⟨
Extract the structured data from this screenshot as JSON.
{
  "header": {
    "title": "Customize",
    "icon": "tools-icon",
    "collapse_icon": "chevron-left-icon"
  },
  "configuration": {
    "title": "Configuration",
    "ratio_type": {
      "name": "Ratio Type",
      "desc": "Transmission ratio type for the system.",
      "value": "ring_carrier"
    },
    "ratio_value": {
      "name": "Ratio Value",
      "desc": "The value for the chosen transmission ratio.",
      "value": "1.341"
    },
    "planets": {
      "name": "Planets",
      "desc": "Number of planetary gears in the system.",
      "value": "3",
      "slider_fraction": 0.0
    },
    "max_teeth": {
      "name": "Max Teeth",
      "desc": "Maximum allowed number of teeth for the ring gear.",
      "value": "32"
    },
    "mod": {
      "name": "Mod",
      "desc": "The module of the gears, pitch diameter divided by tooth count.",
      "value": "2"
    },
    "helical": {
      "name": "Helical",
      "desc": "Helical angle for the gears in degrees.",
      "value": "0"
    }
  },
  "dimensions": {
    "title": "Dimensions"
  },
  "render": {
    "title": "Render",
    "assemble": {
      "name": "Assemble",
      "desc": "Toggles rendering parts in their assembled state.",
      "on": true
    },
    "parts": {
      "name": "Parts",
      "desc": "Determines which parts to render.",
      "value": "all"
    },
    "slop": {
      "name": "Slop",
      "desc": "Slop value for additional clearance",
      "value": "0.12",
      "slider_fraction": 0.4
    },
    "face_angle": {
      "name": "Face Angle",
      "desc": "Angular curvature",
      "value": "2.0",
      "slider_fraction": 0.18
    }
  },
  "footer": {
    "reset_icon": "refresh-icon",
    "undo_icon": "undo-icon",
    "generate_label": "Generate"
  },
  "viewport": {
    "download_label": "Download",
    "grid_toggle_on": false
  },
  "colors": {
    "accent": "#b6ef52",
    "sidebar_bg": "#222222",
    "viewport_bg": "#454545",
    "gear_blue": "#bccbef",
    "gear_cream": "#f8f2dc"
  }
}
⟩
**Direction:** Each entry is to be returned in full, character for character.

**Response to the task:**
Extract the structured data from this screenshot as JSON.
{
  "header": {
    "title": "Customize",
    "icon": "tools-icon",
    "collapse_icon": "chevron-left-icon"
  },
  "configuration": {
    "title": "Configuration",
    "ratio_type": {
      "name": "Ratio Type",
      "desc": "Transmission ratio type for the system.",
      "value": "ring_carrier"
    },
    "ratio_value": {
      "name": "Ratio Value",
      "desc": "The value for the chosen transmission ratio.",
      "value": "1.341"
    },
    "planets": {
      "name": "Planets",
      "desc": "Number of planetary gears in the system.",
      "value": "3",
      "slider_fraction": 0.0
    },
    "max_teeth": {
      "name": "Max Teeth",
      "desc": "Maximum allowed number of teeth for the ring gear.",
      "value": "32"
    },
    "mod": {
      "name": "Mod",
      "desc": "The module of the gears, pitch diameter divided by tooth count.",
      "value": "2"
    },
    "helical": {
      "name": "Helical",
      "desc": "Helical angle for the gears in degrees.",
      "value": "0"
    }
  },
  "dimensions": {
    "title": "Dimensions"
  },
  "render": {
    "title": "Render",
    "assemble": {
      "name": "Assemble",
      "desc": "Toggles rendering parts in their assembled state.",
      "on": true
    },
    "parts": {
      "name": "Parts",
      "desc": "Determines which parts to render.",
      "value": "all"
    },
    "slop": {
      "name": "Slop",
      "desc": "Slop value for additional clearance",
      "value": "0.12",
      "slider_fraction": 0.4
    },
    "face_angle": {
      "name": "Face Angle",
      "desc": "Angular curvature",
      "value": "2.0",
      "slider_fraction": 0.18
    }
  },
  "footer": {
    "reset_icon": "refresh-icon",
    "undo_icon": "undo-icon",
    "generate_label": "Generate"
  },
  "viewport": {
    "download_label": "Download",
    "grid_toggle_on": false
  },
  "colors": {
    "accent": "#b6ef52",
    "sidebar_bg": "#222222",
    "viewport_bg": "#454545",
    "gear_blue": "#bccbef",
    "gear_cream": "#f8f2dc"
  }
}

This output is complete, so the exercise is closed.